## EXERCISE:
Give the data below again, word for word.

## DATA EXTRACT:

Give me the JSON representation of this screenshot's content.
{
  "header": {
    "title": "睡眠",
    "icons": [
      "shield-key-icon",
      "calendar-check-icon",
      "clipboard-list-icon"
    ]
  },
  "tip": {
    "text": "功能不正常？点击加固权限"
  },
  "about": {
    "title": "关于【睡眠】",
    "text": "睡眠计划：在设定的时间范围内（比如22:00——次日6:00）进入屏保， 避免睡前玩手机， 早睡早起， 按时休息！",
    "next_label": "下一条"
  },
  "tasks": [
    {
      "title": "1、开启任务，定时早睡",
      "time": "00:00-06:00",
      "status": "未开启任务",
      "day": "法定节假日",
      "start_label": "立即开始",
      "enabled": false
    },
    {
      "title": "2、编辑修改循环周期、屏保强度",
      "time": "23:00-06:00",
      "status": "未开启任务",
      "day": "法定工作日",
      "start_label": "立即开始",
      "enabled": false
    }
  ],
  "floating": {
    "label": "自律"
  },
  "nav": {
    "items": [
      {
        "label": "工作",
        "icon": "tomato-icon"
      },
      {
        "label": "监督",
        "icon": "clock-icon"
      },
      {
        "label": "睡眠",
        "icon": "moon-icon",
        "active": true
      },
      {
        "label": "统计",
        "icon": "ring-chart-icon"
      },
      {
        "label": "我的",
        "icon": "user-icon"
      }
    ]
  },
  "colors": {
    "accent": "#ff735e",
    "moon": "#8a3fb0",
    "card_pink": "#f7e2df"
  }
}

## EXERCISE RESULT:
Give me the JSON representation of this screenshot's content.
{
  "header": {
    "title": "睡眠",
    "icons": [
      "shield-key-icon",
      "calendar-check-icon",
      "clipboard-list-icon"
    ]
  },
  "tip": {
    "text": "功能不正常？点击加固权限"
  },
  "about": {
    "title": "关于【睡眠】",
    "text": "睡眠计划：在设定的时间范围内（比如22:00——次日6:00）进入屏保， 避免睡前玩手机， 早睡早起， 按时休息！",
    "next_label": "下一条"
  },
  "tasks": [
    {
      "title": "1、开启任务，定时早睡",
      "time": "00:00-06:00",
      "status": "未开启任务",
      "day": "法定节假日",
      "start_label": "立即开始",
      "enabled": false
    },
    {
      "title": "2、编辑修改循环周期、屏保强度",
      "time": "23:00-06:00",
      "status": "未开启任务",
      "day": "法定工作日",
      "start_label": "立即开始",
      "enabled": false
    }
  ],
  "floating": {
    "label": "自律"
  },
  "nav": {
    "items": [
      {
        "label": "工作",
        "icon": "tomato-icon"
      },
      {
        "label": "监督",
        "icon": "clock-icon"
      },
      {
        "label": "睡眠",
        "icon": "moon-icon",
        "active": true
      },
      {
        "label": "统计",
        "icon": "ring-chart-icon"
      },
      {
        "label": "我的",
        "icon": "user-icon"
      }
    ]
  },
  "colors": {
    "accent": "#ff735e",
    "moon": "#8a3fb0",
    "card_pink": "#f7e2df"
  }
}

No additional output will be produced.